**Short task**.
Pull out all lines from the listing below in which the word "icon" appears.

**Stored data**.
------------------------------------------------------------
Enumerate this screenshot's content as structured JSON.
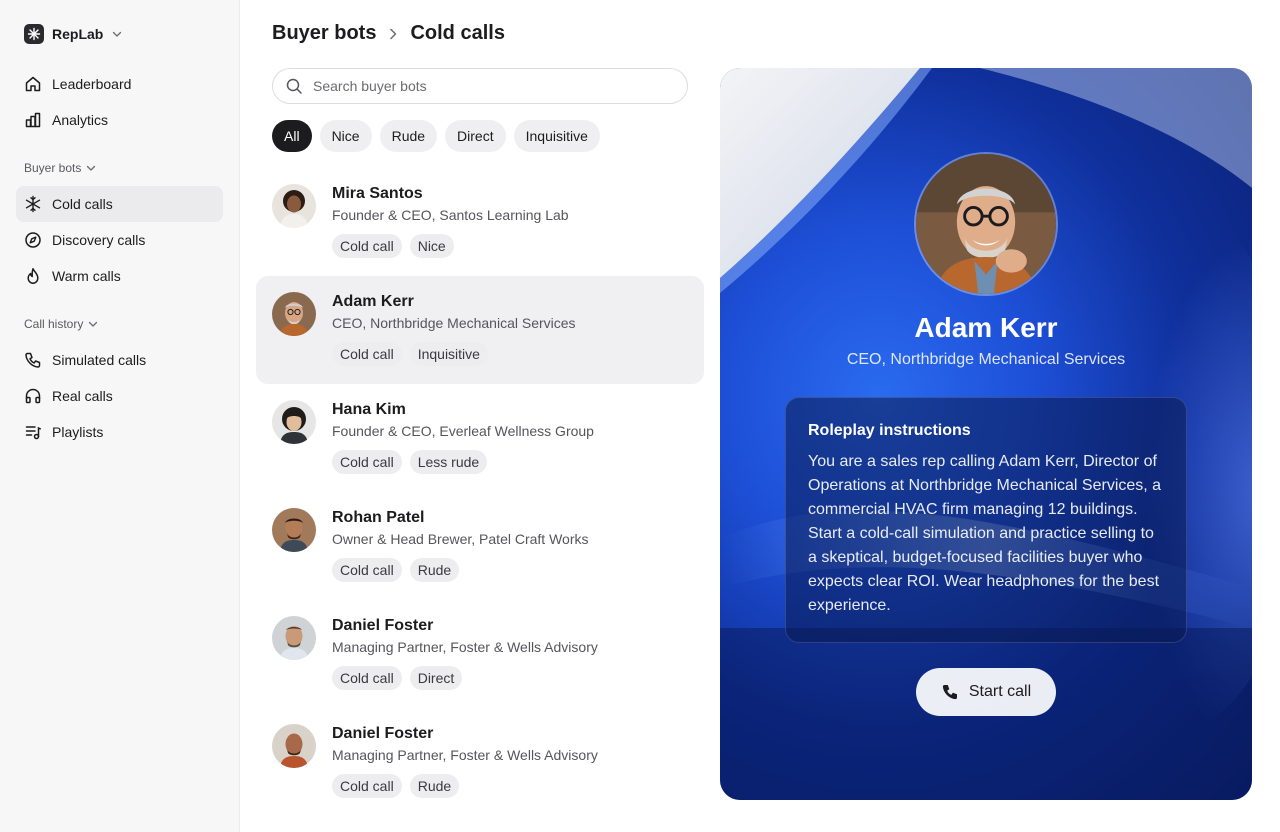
{
  "workspace": {
    "name": "RepLab"
  },
  "nav": {
    "top": [
      {
        "label": "Leaderboard",
        "icon": "home-icon"
      },
      {
        "label": "Analytics",
        "icon": "bar-chart-icon"
      }
    ],
    "buyer_bots_section": "Buyer bots",
    "buyer_bots": [
      {
        "label": "Cold calls",
        "icon": "snowflake-icon",
        "active": true
      },
      {
        "label": "Discovery calls",
        "icon": "compass-icon"
      },
      {
        "label": "Warm calls",
        "icon": "flame-icon"
      }
    ],
    "call_history_section": "Call history",
    "call_history": [
      {
        "label": "Simulated calls",
        "icon": "phone-icon"
      },
      {
        "label": "Real calls",
        "icon": "headphones-icon"
      },
      {
        "label": "Playlists",
        "icon": "playlist-icon"
      }
    ]
  },
  "breadcrumb": {
    "parent": "Buyer bots",
    "current": "Cold calls"
  },
  "search": {
    "placeholder": "Search buyer bots"
  },
  "filters": [
    "All",
    "Nice",
    "Rude",
    "Direct",
    "Inquisitive"
  ],
  "bots": [
    {
      "name": "Mira Santos",
      "title": "Founder & CEO, Santos Learning Lab",
      "tags": [
        "Cold call",
        "Nice"
      ]
    },
    {
      "name": "Adam Kerr",
      "title": "CEO, Northbridge Mechanical Services",
      "tags": [
        "Cold call",
        "Inquisitive"
      ]
    },
    {
      "name": "Hana Kim",
      "title": "Founder & CEO, Everleaf Wellness Group",
      "tags": [
        "Cold call",
        "Less rude"
      ]
    },
    {
      "name": "Rohan Patel",
      "title": "Owner & Head Brewer, Patel Craft Works",
      "tags": [
        "Cold call",
        "Rude"
      ]
    },
    {
      "name": "Daniel Foster",
      "title": "Managing Partner, Foster & Wells Advisory",
      "tags": [
        "Cold call",
        "Direct"
      ]
    },
    {
      "name": "Daniel Foster",
      "title": "Managing Partner, Foster & Wells Advisory",
      "tags": [
        "Cold call",
        "Rude"
      ]
    }
  ],
  "detail": {
    "name": "Adam Kerr",
    "title": "CEO, Northbridge Mechanical Services",
    "instructions_heading": "Roleplay instructions",
    "instructions_body": "You are a sales rep calling Adam Kerr, Director of Operations at Northbridge Mechanical Services, a commercial HVAC firm managing 12 buildings. Start a cold-call simulation and practice selling to a skeptical, budget-focused facilities buyer who expects clear ROI. Wear headphones for the best experience.",
    "start_call_label": "Start call"
  }
}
------------------------------------------------------------
**Exercise solution**.
        "icon": "home-icon"
        "icon": "bar-chart-icon"
        "icon": "snowflake-icon",
        "icon": "compass-icon"
        "icon": "flame-icon"
        "icon": "phone-icon"
        "icon": "headphones-icon"
        "icon": "playlist-icon"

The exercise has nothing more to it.